[Entries with figure data]
####################
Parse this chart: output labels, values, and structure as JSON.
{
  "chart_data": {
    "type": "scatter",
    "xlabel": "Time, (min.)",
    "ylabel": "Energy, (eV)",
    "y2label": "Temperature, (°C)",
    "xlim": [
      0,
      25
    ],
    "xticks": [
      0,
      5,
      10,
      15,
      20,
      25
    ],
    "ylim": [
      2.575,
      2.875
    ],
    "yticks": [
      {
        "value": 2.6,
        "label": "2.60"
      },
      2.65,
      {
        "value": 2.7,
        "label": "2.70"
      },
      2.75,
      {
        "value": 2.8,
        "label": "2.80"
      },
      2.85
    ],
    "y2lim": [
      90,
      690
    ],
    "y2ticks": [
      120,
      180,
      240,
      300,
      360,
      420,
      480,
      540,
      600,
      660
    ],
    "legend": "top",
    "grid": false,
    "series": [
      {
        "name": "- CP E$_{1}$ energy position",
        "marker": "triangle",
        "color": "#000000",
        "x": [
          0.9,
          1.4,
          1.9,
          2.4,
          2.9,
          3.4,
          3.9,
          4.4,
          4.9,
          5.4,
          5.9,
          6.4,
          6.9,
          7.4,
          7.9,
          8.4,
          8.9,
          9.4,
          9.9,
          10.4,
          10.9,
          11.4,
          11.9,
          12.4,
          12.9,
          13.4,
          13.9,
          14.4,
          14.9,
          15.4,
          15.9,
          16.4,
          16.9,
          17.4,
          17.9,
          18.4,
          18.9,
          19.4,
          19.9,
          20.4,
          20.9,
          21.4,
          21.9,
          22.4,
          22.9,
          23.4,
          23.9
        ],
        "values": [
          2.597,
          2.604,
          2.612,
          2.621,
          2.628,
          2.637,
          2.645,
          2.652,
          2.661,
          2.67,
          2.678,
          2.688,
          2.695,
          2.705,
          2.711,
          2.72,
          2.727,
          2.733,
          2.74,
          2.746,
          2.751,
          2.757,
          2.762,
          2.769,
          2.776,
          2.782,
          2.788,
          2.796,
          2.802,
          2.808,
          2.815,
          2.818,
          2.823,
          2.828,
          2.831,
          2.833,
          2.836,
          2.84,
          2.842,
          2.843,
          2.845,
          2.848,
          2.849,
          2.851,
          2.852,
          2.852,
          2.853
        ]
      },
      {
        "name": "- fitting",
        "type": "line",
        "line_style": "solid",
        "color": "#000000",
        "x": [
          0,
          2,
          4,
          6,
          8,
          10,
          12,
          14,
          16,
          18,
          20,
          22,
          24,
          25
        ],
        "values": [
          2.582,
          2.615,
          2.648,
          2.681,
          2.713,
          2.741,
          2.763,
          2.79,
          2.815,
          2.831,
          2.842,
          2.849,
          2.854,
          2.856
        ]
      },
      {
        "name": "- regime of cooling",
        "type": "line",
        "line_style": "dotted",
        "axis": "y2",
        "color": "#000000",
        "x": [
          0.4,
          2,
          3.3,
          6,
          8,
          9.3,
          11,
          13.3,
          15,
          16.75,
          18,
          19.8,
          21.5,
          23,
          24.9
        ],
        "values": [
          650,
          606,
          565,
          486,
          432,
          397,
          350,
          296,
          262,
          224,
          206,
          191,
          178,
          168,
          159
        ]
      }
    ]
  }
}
####################
INSTRUCTION: Output the data above exactly, please, line for line.

EXERCISE OUTPUT:
Parse this chart: output labels, values, and structure as JSON.
{
  "chart_data": {
    "type": "scatter",
    "xlabel": "Time, (min.)",
    "ylabel": "Energy, (eV)",
    "y2label": "Temperature, (°C)",
    "xlim": [
      0,
      25
    ],
    "xticks": [
      0,
      5,
      10,
      15,
      20,
      25
    ],
    "ylim": [
      2.575,
      2.875
    ],
    "yticks": [
      {
        "value": 2.6,
        "label": "2.60"
      },
      2.65,
      {
        "value": 2.7,
        "label": "2.70"
      },
      2.75,
      {
        "value": 2.8,
        "label": "2.80"
      },
      2.85
    ],
    "y2lim": [
      90,
      690
    ],
    "y2ticks": [
      120,
      180,
      240,
      300,
      360,
      420,
      480,
      540,
      600,
      660
    ],
    "legend": "top",
    "grid": false,
    "series": [
      {
        "name": "- CP E$_{1}$ energy position",
        "marker": "triangle",
        "color": "#000000",
        "x": [
          0.9,
          1.4,
          1.9,
          2.4,
          2.9,
          3.4,
          3.9,
          4.4,
          4.9,
          5.4,
          5.9,
          6.4,
          6.9,
          7.4,
          7.9,
          8.4,
          8.9,
          9.4,
          9.9,
          10.4,
          10.9,
          11.4,
          11.9,
          12.4,
          12.9,
          13.4,
          13.9,
          14.4,
          14.9,
          15.4,
          15.9,
          16.4,
          16.9,
          17.4,
          17.9,
          18.4,
          18.9,
          19.4,
          19.9,
          20.4,
          20.9,
          21.4,
          21.9,
          22.4,
          22.9,
          23.4,
          23.9
        ],
        "values": [
          2.597,
          2.604,
          2.612,
          2.621,
          2.628,
          2.637,
          2.645,
          2.652,
          2.661,
          2.67,
          2.678,
          2.688,
          2.695,
          2.705,
          2.711,
          2.72,
          2.727,
          2.733,
          2.74,
          2.746,
          2.751,
          2.757,
          2.762,
          2.769,
          2.776,
          2.782,
          2.788,
          2.796,
          2.802,
          2.808,
          2.815,
          2.818,
          2.823,
          2.828,
          2.831,
          2.833,
          2.836,
          2.84,
          2.842,
          2.843,
          2.845,
          2.848,
          2.849,
          2.851,
          2.852,
          2.852,
          2.853
        ]
      },
      {
        "name": "- fitting",
        "type": "line",
        "line_style": "solid",
        "color": "#000000",
        "x": [
          0,
          2,
          4,
          6,
          8,
          10,
          12,
          14,
          16,
          18,
          20,
          22,
          24,
          25
        ],
        "values": [
          2.582,
          2.615,
          2.648,
          2.681,
          2.713,
          2.741,
          2.763,
          2.79,
          2.815,
          2.831,
          2.842,
          2.849,
          2.854,
          2.856
        ]
      },
      {
        "name": "- regime of cooling",
        "type": "line",
        "line_style": "dotted",
        "axis": "y2",
        "color": "#000000",
        "x": [
          0.4,
          2,
          3.3,
          6,
          8,
          9.3,
          11,
          13.3,
          15,
          16.75,
          18,
          19.8,
          21.5,
          23,
          24.9
        ],
        "values": [
          650,
          606,
          565,
          486,
          432,
          397,
          350,
          296,
          262,
          224,
          206,
          191,
          178,
          168,
          159
        ]
      }
    ]
  }
}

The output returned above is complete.